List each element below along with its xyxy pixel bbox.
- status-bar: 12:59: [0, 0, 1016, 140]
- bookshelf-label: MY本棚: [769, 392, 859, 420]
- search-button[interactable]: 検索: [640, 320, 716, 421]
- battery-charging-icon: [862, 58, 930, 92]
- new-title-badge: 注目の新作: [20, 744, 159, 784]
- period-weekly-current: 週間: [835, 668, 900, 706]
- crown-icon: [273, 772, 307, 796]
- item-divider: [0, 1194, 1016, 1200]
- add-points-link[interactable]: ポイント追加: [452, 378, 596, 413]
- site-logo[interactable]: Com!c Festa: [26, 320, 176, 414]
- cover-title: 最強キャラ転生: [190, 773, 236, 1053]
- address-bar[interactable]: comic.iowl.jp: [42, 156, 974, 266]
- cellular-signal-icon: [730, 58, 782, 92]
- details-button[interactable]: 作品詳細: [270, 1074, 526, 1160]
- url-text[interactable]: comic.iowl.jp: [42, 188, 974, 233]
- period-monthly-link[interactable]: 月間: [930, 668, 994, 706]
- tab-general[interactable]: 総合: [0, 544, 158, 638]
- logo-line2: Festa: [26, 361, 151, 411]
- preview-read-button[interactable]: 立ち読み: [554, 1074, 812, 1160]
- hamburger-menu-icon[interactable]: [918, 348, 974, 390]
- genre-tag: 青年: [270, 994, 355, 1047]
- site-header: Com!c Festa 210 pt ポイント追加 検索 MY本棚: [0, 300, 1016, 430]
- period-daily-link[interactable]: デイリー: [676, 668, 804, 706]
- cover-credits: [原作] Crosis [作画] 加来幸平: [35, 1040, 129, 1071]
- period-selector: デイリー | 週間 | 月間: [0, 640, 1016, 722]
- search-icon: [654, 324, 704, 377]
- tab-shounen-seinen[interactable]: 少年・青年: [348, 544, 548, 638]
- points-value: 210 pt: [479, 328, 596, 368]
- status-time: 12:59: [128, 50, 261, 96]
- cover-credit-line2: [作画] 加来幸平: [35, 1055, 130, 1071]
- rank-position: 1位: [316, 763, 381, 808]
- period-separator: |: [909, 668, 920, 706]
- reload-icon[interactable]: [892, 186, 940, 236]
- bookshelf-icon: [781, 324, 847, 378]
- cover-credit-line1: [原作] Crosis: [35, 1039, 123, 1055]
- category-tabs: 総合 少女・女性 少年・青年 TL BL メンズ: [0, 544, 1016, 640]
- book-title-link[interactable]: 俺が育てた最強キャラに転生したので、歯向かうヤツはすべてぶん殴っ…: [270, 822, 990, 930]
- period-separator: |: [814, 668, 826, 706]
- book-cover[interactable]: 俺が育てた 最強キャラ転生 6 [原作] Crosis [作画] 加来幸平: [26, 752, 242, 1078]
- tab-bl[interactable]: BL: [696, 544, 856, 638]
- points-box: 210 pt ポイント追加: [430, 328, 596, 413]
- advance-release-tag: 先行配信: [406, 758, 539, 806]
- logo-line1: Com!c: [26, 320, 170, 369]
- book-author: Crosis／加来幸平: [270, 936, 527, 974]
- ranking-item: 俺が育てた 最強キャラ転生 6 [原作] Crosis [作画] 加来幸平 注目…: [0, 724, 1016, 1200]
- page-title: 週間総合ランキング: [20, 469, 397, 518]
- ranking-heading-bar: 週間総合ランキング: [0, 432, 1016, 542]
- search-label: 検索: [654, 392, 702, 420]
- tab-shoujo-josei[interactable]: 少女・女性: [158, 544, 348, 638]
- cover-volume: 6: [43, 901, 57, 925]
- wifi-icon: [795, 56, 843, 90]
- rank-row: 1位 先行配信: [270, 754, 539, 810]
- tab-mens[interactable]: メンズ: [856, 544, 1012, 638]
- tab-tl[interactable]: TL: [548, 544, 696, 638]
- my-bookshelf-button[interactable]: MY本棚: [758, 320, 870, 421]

Stated goal:
Copy every line of the records above character for character, keeping the original order and leaving everything unchanged.

Solution for this task:
List each element below along with its xyxy pixel bbox.
- status-bar: 12:59: [0, 0, 1016, 140]
- bookshelf-label: MY本棚: [769, 392, 859, 420]
- search-button[interactable]: 検索: [640, 320, 716, 421]
- battery-charging-icon: [862, 58, 930, 92]
- new-title-badge: 注目の新作: [20, 744, 159, 784]
- period-weekly-current: 週間: [835, 668, 900, 706]
- crown-icon: [273, 772, 307, 796]
- item-divider: [0, 1194, 1016, 1200]
- add-points-link[interactable]: ポイント追加: [452, 378, 596, 413]
- site-logo[interactable]: Com!c Festa: [26, 320, 176, 414]
- cover-title: 最強キャラ転生: [190, 773, 236, 1053]
- address-bar[interactable]: comic.iowl.jp: [42, 156, 974, 266]
- cellular-signal-icon: [730, 58, 782, 92]
- details-button[interactable]: 作品詳細: [270, 1074, 526, 1160]
- url-text[interactable]: comic.iowl.jp: [42, 188, 974, 233]
- period-monthly-link[interactable]: 月間: [930, 668, 994, 706]
- tab-general[interactable]: 総合: [0, 544, 158, 638]
- logo-line2: Festa: [26, 361, 151, 411]
- preview-read-button[interactable]: 立ち読み: [554, 1074, 812, 1160]
- hamburger-menu-icon[interactable]: [918, 348, 974, 390]
- genre-tag: 青年: [270, 994, 355, 1047]
- site-header: Com!c Festa 210 pt ポイント追加 検索 MY本棚: [0, 300, 1016, 430]
- period-daily-link[interactable]: デイリー: [676, 668, 804, 706]
- cover-credits: [原作] Crosis [作画] 加来幸平: [35, 1040, 129, 1071]
- period-selector: デイリー | 週間 | 月間: [0, 640, 1016, 722]
- search-icon: [654, 324, 704, 377]
- tab-shounen-seinen[interactable]: 少年・青年: [348, 544, 548, 638]
- points-value: 210 pt: [479, 328, 596, 368]
- status-time: 12:59: [128, 50, 261, 96]
- cover-credit-line2: [作画] 加来幸平: [35, 1055, 130, 1071]
- rank-position: 1位: [316, 763, 381, 808]
- period-separator: |: [909, 668, 920, 706]
- reload-icon[interactable]: [892, 186, 940, 236]
- bookshelf-icon: [781, 324, 847, 378]
- cover-credit-line1: [原作] Crosis: [35, 1039, 123, 1055]
- category-tabs: 総合 少女・女性 少年・青年 TL BL メンズ: [0, 544, 1016, 640]
- book-title-link[interactable]: 俺が育てた最強キャラに転生したので、歯向かうヤツはすべてぶん殴っ…: [270, 822, 990, 930]
- period-separator: |: [814, 668, 826, 706]
- book-cover[interactable]: 俺が育てた 最強キャラ転生 6 [原作] Crosis [作画] 加来幸平: [26, 752, 242, 1078]
- tab-bl[interactable]: BL: [696, 544, 856, 638]
- points-box: 210 pt ポイント追加: [430, 328, 596, 413]
- advance-release-tag: 先行配信: [406, 758, 539, 806]
- logo-line1: Com!c: [26, 320, 170, 369]
- book-author: Crosis／加来幸平: [270, 936, 527, 974]
- ranking-item: 俺が育てた 最強キャラ転生 6 [原作] Crosis [作画] 加来幸平 注目…: [0, 724, 1016, 1200]
- page-title: 週間総合ランキング: [20, 469, 397, 518]
- ranking-heading-bar: 週間総合ランキング: [0, 432, 1016, 542]
- search-label: 検索: [654, 392, 702, 420]
- tab-shoujo-josei[interactable]: 少女・女性: [158, 544, 348, 638]
- cover-volume: 6: [43, 901, 57, 925]
- wifi-icon: [795, 56, 843, 90]
- rank-row: 1位 先行配信: [270, 754, 539, 810]
- tab-mens[interactable]: メンズ: [856, 544, 1012, 638]
- tab-tl[interactable]: TL: [548, 544, 696, 638]
- my-bookshelf-button[interactable]: MY本棚: [758, 320, 870, 421]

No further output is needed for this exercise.